=== Work to complete ===
Extract every line of the material that holds the string "username".

=== Supplied records ===
START

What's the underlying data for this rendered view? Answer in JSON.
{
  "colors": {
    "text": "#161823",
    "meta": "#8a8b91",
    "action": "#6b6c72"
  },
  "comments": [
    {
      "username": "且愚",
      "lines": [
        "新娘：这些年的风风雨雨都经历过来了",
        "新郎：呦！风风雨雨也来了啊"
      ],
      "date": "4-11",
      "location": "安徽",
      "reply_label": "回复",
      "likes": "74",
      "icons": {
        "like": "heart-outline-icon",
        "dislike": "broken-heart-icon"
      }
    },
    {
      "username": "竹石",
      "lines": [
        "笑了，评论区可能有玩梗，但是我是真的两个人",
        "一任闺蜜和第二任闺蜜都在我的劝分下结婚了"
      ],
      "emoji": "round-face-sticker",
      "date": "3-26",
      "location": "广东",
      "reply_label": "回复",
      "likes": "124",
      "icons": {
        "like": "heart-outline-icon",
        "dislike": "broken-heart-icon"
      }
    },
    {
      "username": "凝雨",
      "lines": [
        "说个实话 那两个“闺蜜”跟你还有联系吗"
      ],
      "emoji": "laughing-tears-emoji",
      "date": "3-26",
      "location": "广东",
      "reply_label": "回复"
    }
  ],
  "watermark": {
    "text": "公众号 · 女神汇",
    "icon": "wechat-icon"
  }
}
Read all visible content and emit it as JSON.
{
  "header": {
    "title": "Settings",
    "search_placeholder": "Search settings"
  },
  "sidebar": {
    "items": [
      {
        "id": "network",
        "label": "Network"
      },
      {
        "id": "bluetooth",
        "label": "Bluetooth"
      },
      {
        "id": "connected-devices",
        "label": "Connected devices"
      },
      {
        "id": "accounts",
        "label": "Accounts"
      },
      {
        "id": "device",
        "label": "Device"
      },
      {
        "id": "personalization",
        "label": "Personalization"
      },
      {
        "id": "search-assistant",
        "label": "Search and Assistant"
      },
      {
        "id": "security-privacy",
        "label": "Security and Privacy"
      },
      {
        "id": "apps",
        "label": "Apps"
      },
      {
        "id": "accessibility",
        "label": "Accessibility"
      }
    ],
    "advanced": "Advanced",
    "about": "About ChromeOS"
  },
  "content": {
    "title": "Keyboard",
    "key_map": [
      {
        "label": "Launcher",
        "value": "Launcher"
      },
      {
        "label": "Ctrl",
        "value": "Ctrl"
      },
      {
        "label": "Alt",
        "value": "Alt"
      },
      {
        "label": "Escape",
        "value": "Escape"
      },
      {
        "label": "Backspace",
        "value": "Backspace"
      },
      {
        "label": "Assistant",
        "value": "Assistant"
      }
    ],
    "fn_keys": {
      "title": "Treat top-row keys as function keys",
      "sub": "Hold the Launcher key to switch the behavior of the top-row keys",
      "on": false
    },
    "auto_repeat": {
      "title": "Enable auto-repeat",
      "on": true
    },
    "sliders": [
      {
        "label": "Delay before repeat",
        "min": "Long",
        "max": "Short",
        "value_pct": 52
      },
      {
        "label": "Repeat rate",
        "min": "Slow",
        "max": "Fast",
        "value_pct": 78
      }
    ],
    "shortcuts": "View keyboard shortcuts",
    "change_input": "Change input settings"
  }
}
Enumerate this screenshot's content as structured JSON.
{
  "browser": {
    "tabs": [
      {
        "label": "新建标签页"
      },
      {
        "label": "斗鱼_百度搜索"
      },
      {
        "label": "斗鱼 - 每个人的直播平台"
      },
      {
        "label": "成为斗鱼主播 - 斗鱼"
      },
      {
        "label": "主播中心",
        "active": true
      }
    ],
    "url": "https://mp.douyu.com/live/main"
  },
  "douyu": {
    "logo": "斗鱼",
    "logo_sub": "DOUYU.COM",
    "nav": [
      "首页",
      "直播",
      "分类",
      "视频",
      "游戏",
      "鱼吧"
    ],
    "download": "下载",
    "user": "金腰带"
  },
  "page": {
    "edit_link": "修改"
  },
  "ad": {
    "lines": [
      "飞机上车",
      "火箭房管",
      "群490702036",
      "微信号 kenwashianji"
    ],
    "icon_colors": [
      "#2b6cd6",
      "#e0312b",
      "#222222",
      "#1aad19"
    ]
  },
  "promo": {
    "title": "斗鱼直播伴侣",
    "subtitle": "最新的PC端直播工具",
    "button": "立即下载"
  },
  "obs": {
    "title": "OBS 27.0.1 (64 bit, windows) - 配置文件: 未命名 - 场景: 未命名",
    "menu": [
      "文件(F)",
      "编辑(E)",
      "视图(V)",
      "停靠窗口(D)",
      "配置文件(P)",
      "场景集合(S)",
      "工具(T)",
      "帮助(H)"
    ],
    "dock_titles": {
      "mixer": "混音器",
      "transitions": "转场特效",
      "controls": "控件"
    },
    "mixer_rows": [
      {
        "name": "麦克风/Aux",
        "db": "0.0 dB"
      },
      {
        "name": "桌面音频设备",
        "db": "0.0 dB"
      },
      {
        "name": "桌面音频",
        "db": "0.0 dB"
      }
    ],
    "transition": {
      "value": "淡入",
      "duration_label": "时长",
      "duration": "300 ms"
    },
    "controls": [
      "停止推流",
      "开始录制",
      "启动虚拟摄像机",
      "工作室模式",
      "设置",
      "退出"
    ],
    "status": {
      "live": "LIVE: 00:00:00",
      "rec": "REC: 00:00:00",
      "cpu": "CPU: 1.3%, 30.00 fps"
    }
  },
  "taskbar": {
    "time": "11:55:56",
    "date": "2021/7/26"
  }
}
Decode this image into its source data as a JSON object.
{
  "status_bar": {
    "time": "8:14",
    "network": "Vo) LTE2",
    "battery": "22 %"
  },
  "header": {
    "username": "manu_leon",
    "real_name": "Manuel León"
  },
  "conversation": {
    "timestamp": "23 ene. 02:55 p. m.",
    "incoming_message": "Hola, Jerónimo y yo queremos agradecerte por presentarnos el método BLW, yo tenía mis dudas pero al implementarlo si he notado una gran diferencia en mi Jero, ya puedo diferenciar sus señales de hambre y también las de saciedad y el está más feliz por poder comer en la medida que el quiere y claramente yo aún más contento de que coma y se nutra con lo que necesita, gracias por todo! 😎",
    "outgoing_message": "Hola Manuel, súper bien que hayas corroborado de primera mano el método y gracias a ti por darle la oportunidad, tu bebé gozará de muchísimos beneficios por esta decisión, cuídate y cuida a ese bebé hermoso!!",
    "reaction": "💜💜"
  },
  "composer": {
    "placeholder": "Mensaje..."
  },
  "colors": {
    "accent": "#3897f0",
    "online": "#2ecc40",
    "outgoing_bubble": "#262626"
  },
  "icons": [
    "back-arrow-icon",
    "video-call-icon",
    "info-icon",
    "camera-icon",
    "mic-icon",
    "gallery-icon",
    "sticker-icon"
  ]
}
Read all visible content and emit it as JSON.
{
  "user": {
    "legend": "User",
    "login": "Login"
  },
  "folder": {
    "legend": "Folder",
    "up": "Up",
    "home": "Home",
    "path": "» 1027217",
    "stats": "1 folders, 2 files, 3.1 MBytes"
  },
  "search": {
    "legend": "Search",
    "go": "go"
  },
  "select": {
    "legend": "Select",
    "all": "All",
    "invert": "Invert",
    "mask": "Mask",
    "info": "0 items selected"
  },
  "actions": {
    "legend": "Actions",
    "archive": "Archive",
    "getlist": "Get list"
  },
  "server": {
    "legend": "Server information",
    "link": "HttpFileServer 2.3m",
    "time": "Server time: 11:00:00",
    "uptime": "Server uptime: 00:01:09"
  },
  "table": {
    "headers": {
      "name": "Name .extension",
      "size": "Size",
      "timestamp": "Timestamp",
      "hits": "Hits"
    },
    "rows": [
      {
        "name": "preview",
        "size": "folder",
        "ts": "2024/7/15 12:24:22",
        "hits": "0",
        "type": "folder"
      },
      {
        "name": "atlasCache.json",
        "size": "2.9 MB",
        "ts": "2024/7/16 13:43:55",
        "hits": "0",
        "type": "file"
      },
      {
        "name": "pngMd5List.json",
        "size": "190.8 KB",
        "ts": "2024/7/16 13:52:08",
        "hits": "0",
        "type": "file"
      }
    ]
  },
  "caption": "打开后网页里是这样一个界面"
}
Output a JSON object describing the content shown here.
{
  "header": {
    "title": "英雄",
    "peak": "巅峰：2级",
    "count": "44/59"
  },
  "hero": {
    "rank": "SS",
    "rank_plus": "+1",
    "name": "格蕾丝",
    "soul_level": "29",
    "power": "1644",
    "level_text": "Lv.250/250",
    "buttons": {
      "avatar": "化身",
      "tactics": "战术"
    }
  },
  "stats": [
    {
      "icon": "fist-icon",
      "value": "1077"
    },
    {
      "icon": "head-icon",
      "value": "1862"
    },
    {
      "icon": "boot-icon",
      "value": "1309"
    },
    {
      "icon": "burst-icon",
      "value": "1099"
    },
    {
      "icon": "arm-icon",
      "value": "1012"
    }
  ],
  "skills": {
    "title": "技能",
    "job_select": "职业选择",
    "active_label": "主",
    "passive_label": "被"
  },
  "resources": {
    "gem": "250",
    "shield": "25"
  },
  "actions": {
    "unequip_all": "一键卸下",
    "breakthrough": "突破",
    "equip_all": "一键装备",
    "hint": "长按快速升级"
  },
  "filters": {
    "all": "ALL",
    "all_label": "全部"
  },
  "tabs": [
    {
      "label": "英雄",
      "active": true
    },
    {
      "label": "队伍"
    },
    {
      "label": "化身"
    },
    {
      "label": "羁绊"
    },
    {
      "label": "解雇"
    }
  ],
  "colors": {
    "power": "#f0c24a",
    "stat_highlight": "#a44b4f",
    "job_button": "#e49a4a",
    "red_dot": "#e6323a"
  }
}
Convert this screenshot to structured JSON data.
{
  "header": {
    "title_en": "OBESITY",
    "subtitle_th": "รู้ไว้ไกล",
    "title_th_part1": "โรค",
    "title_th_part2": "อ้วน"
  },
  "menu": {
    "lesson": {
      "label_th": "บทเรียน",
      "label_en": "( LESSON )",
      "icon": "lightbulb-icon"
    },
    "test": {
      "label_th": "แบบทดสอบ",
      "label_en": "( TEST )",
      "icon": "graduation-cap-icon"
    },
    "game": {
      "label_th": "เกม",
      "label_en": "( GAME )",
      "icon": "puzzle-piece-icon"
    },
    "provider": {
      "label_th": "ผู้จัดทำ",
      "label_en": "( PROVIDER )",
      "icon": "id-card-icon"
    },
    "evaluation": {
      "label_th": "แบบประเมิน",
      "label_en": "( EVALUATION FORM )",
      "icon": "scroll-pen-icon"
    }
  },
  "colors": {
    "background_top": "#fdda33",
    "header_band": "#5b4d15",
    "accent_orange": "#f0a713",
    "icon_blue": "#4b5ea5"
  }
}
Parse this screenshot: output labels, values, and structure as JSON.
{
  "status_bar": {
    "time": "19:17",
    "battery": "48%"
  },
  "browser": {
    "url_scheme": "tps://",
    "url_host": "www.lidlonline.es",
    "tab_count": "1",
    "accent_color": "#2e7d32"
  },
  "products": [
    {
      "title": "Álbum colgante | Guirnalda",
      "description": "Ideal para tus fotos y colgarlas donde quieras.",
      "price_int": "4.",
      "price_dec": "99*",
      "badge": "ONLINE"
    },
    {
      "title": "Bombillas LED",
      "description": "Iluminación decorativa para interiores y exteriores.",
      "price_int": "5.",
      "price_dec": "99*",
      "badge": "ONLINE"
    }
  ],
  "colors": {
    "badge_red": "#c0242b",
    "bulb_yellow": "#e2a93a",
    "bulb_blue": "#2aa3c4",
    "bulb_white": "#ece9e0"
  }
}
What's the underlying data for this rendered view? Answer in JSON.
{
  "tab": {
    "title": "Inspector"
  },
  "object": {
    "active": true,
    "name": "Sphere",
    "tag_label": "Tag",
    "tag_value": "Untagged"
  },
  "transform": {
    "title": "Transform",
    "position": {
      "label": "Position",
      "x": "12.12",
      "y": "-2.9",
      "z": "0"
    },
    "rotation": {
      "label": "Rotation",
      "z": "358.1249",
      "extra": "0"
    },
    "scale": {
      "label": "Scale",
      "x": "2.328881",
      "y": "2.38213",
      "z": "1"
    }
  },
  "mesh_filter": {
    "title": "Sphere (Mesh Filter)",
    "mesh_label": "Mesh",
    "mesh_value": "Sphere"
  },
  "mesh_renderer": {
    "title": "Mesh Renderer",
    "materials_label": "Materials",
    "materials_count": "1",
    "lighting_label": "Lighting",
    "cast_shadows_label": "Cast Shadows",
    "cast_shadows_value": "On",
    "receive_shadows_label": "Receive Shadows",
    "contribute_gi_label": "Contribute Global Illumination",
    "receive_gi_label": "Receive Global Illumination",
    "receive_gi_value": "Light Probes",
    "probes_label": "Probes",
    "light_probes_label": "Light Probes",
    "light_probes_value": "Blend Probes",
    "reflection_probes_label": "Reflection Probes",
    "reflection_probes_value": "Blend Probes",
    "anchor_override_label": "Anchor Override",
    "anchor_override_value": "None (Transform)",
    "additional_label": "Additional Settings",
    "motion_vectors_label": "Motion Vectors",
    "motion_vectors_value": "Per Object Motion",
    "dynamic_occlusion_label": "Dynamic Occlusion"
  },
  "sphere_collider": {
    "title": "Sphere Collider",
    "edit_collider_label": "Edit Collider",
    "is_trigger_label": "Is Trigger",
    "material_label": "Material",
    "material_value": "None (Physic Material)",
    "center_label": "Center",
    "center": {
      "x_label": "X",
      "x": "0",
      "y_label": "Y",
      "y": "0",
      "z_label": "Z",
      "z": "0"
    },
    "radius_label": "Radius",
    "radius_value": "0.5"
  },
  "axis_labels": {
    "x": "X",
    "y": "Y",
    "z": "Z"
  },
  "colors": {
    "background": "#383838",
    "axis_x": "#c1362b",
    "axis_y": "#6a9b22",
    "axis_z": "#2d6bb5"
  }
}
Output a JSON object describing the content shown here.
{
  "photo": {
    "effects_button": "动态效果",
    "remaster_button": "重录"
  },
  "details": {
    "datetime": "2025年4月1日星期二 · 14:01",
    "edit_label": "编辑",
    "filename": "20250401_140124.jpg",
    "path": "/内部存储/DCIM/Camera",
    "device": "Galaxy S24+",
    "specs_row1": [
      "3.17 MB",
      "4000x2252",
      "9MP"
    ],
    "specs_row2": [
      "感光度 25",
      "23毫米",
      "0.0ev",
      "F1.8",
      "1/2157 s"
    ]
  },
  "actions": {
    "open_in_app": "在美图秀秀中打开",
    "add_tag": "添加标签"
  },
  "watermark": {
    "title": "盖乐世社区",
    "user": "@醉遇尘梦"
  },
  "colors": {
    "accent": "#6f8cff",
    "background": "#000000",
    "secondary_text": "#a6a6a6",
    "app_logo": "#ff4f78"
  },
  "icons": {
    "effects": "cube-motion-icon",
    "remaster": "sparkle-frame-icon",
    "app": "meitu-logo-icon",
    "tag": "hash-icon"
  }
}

END

=== Completed task ===
      "username": "且愚",
      "username": "竹石",
      "username": "凝雨",
    "username": "manu_leon",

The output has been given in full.